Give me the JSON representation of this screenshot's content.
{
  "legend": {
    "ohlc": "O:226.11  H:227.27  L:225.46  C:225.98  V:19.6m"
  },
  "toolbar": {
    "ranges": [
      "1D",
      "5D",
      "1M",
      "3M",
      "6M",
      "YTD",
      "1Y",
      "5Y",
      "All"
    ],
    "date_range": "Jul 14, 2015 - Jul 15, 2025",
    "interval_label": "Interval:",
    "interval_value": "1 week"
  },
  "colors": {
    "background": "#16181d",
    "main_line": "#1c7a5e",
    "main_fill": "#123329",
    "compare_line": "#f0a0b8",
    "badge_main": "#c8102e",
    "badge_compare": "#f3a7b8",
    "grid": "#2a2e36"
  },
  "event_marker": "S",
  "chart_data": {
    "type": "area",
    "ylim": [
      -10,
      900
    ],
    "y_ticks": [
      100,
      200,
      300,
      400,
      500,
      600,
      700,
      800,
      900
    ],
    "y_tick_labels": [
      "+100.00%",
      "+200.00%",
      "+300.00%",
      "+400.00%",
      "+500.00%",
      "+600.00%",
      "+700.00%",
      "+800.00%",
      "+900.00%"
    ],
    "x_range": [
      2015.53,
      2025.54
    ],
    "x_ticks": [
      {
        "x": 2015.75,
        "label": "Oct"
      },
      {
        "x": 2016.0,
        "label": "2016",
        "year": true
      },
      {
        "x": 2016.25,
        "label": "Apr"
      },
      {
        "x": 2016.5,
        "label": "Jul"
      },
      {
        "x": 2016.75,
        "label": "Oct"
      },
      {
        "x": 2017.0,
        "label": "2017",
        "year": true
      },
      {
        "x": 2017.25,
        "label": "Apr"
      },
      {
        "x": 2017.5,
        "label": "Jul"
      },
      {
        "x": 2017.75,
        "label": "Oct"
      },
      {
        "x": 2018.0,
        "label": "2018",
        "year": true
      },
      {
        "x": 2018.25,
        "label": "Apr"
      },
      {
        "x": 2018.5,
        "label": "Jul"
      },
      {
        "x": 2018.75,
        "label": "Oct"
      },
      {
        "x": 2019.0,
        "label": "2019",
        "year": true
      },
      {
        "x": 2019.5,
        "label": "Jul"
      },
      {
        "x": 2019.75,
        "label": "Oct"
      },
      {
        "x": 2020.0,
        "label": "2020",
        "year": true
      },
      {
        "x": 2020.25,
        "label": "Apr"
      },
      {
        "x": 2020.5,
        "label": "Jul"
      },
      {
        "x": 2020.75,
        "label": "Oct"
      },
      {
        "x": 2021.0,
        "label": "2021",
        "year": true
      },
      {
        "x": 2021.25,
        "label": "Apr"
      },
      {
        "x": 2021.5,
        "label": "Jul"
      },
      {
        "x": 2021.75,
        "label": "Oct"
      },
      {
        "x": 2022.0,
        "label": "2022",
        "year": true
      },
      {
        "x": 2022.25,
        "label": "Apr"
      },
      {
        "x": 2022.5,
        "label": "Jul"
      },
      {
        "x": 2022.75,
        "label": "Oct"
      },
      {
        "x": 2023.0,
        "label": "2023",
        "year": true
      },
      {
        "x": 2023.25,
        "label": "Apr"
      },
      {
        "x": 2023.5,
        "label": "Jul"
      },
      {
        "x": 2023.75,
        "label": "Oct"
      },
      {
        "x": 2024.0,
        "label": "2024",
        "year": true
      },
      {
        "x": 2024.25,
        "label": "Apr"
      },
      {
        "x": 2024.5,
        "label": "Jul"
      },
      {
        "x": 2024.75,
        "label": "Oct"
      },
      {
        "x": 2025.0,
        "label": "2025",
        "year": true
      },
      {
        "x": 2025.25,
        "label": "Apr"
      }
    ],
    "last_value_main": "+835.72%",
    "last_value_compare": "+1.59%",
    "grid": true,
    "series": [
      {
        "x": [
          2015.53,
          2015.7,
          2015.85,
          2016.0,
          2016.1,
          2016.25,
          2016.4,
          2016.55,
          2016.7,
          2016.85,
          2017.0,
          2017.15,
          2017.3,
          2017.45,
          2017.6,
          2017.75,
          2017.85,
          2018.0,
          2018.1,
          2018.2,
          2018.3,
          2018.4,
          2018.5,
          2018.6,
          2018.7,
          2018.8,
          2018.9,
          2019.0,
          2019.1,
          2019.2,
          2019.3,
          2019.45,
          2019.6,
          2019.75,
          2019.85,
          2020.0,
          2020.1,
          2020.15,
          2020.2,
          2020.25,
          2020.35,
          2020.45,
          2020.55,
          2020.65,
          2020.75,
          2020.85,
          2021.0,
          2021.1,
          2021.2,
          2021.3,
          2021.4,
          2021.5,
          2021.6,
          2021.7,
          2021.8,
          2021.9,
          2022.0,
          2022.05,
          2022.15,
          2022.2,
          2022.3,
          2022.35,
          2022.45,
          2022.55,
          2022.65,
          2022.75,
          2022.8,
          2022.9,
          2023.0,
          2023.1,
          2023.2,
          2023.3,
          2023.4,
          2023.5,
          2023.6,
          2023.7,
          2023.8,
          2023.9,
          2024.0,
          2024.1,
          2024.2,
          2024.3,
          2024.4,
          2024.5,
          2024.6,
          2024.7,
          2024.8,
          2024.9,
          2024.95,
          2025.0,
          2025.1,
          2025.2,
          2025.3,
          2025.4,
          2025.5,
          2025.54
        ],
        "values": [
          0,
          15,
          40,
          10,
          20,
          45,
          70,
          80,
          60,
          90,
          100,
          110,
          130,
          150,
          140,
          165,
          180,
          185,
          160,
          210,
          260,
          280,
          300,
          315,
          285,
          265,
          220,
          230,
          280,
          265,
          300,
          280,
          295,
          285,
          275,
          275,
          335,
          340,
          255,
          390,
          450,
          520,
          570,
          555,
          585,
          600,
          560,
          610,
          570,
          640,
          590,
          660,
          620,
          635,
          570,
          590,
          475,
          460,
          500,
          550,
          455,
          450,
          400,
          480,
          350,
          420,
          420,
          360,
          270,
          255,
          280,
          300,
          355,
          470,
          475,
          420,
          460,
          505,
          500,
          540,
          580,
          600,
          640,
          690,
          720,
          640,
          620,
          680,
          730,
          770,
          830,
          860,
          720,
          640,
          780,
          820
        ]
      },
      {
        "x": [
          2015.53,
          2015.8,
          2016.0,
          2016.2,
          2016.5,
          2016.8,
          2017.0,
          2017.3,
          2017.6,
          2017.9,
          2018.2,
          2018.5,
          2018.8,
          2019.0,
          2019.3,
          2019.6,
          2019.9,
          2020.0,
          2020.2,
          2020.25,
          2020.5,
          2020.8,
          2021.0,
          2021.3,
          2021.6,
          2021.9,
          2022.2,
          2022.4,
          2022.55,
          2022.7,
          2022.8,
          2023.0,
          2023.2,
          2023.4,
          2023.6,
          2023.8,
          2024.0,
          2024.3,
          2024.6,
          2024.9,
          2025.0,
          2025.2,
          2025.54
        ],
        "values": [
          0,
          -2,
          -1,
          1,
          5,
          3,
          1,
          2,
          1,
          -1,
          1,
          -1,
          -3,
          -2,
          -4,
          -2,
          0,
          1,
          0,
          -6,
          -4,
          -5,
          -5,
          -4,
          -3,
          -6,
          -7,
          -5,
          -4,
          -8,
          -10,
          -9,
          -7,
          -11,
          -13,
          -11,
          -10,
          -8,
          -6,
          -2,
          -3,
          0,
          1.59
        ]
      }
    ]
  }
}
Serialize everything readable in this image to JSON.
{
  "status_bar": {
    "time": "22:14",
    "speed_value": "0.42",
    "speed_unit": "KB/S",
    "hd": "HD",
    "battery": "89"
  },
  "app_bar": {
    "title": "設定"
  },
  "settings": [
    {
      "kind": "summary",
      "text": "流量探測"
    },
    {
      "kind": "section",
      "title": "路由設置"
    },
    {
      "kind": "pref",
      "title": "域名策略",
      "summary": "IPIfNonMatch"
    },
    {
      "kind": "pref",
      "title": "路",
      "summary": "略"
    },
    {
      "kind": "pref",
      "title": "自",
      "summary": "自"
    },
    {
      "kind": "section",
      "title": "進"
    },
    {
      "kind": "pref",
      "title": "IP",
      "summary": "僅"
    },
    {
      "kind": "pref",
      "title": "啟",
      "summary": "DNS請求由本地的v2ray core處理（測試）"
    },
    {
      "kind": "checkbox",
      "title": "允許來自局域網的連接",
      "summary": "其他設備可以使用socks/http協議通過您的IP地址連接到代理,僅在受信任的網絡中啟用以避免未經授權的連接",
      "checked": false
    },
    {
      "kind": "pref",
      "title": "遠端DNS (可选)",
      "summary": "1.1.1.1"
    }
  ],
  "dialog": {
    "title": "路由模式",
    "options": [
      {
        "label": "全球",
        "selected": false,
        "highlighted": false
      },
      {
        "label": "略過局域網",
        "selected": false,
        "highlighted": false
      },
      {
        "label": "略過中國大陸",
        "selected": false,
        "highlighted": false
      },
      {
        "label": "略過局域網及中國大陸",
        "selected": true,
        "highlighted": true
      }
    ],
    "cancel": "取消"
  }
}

━━━━━━━━

- [EXERCISE PROMPT]:
Return the lines above, from the one containing "Serialize everything readable" to the end, exactly as they stand.

- [ANSWER FOR THE TASK]:
Serialize everything readable in this image to JSON.
{
  "status_bar": {
    "time": "22:14",
    "speed_value": "0.42",
    "speed_unit": "KB/S",
    "hd": "HD",
    "battery": "89"
  },
  "app_bar": {
    "title": "設定"
  },
  "settings": [
    {
      "kind": "summary",
      "text": "流量探測"
    },
    {
      "kind": "section",
      "title": "路由設置"
    },
    {
      "kind": "pref",
      "title": "域名策略",
      "summary": "IPIfNonMatch"
    },
    {
      "kind": "pref",
      "title": "路",
      "summary": "略"
    },
    {
      "kind": "pref",
      "title": "自",
      "summary": "自"
    },
    {
      "kind": "section",
      "title": "進"
    },
    {
      "kind": "pref",
      "title": "IP",
      "summary": "僅"
    },
    {
      "kind": "pref",
      "title": "啟",
      "summary": "DNS請求由本地的v2ray core處理（測試）"
    },
    {
      "kind": "checkbox",
      "title": "允許來自局域網的連接",
      "summary": "其他設備可以使用socks/http協議通過您的IP地址連接到代理,僅在受信任的網絡中啟用以避免未經授權的連接",
      "checked": false
    },
    {
      "kind": "pref",
      "title": "遠端DNS (可选)",
      "summary": "1.1.1.1"
    }
  ],
  "dialog": {
    "title": "路由模式",
    "options": [
      {
        "label": "全球",
        "selected": false,
        "highlighted": false
      },
      {
        "label": "略過局域網",
        "selected": false,
        "highlighted": false
      },
      {
        "label": "略過中國大陸",
        "selected": false,
        "highlighted": false
      },
      {
        "label": "略過局域網及中國大陸",
        "selected": true,
        "highlighted": true
      }
    ],
    "cancel": "取消"
  }
}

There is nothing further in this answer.